---------- DOCUMENT SECTION ----------
Edith Hollan Jones: Quoting
Wikipedia is always risky business, but here goes:
Some view Jones as an outspoken conservative. In her opinions, she has questioned the legal reasoning which legalized abortion, advocated streamlining death penalty cases, invalidated a federal ban on possession of machine guns and advocated toughening bankruptcy laws.SCOTUSblog has more on her story. I encourage you to learn more about Judge Jones, but I don't think that learning more about her will make you more comfortable with her than you are with Alito.
J. Michael Luttig: To be honest with you, I thought Luttig would get the nod after the Miers withdrawl. Looks like SCOTUSblog
might have shared the same opinion.
The Washington Post notes the following about Luttig:
In 2000, he dissented from a ruling by Wilkinson that upheld a Fish and Wildlife Service regulation limiting the killing of endangered wolves on private land. He also disagreed with Wilkinson in 2003, when he wrote a dissenting opinion that supported the Bush administration's position that it could designate and detain "enemy combatants" with little judicial scrutiny.
In 1998, he upheld Virginia's ban on the procedure known as a partial birth abortion — but agreed to let it be struck down after the Supreme Court struck down a similar Nebraska law in 2000.
You'd prefer him to Alito?
Michael W. McConnell: Judge/Professor McConnell's
criticism of the Supreme Court's Bush v. Gore decision probably would win him some credibility from the blue side of the Senatorial aisle.
However, in 1996,
McConnell signed a statement supporting a constitutional amendment to ban abortion. "Abortion kills 1.5 million innocent human beings in America every year... We believe that the abortion license is a critical factor in America's virtue deficit."
If he still thinks that a constitutional amendment barring abortion is a good idea, his stance is several notches more severe than Alito's view.
Would you choose McConnell?
Theodore Olson: Frustrated with the split court in
Hamdi v. Rumsfeld, then Solicitor General Olson told the Federalist Society that "U.S. courts ... have never been extended so far."
As Solicitor General during the first Bush term, Olson has been a familiar figure to SCOTUS watchers.
---------- DATASET ENTRIES ----------
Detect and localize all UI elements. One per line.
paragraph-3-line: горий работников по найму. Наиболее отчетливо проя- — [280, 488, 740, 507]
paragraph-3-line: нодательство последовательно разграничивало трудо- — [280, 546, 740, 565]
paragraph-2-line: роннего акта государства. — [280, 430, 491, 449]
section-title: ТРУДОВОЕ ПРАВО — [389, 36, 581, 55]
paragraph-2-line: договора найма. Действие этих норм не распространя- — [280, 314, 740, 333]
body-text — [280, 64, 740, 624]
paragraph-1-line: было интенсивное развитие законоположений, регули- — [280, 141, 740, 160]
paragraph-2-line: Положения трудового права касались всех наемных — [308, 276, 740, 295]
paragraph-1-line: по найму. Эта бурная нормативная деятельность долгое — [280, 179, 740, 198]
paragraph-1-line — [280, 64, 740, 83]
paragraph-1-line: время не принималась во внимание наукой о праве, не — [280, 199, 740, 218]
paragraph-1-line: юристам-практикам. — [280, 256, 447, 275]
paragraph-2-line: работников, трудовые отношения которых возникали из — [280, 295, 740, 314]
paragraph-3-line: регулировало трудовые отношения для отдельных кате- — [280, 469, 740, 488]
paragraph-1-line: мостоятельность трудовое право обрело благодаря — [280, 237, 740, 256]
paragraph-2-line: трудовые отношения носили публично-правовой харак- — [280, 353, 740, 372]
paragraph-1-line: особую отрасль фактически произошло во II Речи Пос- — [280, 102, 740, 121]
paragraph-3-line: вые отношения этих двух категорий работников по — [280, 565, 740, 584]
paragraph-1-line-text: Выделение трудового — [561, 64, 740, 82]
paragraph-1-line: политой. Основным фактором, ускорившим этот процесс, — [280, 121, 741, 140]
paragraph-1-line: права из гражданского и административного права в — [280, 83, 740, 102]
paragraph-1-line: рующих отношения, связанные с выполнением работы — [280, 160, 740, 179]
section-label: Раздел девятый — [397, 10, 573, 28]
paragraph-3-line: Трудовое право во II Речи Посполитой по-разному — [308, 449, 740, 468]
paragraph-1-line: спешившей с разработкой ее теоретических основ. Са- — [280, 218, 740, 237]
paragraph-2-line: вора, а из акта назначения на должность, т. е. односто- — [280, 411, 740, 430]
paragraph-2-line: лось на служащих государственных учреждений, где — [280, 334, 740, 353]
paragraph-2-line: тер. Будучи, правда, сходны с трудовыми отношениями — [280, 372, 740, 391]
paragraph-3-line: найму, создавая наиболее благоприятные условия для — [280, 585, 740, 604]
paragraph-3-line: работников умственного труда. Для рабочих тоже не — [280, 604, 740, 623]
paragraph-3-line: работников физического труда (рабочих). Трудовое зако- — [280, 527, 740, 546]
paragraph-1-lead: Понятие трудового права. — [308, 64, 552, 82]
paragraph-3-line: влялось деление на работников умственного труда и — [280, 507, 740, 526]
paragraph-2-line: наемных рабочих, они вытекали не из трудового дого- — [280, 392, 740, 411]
----------
§ TO DO
1. Print the part of the commentary on possible Supreme Court nominees from "If he still" up to and including "to SCOTUS watchers.".
2. Pick up the commentary on possible Supreme Court nominees after its final sentence and continue it.

§ ANSWER SECTION
1.
If he still thinks that a constitutional amendment barring abortion is a good idea, his stance is several notches more severe than Alito's view.
Would you choose McConnell?
Theodore Olson: Frustrated with the split court in
Hamdi v. Rumsfeld, then Solicitor General Olson told the Federalist Society that "U.S. courts ... have never been extended so far."
As Solicitor General during the first Bush term, Olson has been a familiar figure to SCOTUS watchers.

2.
Now back in private practice,
the Washington Post notes that Olson's choice of clients and arguments belie his conservative views:
He argued Bush's case before the Supreme Court that decided the outcome of the disputed 2000 presidential election.His other cases have included representing Cheryl Hopwood, who argued that affirmative action in admissions at the University of Texas was a violation of the Constitution. In 1996, a federal appeals court agreed with Olson and Hopwood that the university's policy was unconstitutional. That same year, he represented the Virginia Military Institute before the Supreme Court against claims that the school's admissions policy discriminated against women and lost. Olson was legal counsel to Reagan during the investigation of the Iran-contra affair. And he represented Jonathan Pollard, who was convicted of selling government secrets to Israel, in his failed bid for a reduction of his life sentence.
You'd choose Olson over Alito?
John Roberts: Already on the court and voting in the minority on
Gonzales v. Oregon.
Larry Thompson: Corporate lawyer, former deputy Attorney General, current senior vice president and general counsel at Pepsico, current senior fellow at the Brookings Institution.
You're more comfortable with this jurisprudential blank slate than you are with Samuel Alito?
J. Harvie Wilkinson: Experienced journalist, appellate judge, teacher.
The Washington Post notes that "his paper trail is... immense. He has written not only legal opinions, but also books, speeches and journal articles in which he sketches a self-consciously moderate conservative philosophy."
You'd think that Wilkinson would be qualified for SCOTUS; however, it appears that he
failed the Presidential Fitness test during Bush's last search for a nominee.
From this list, who would you prefer to Alito? Why?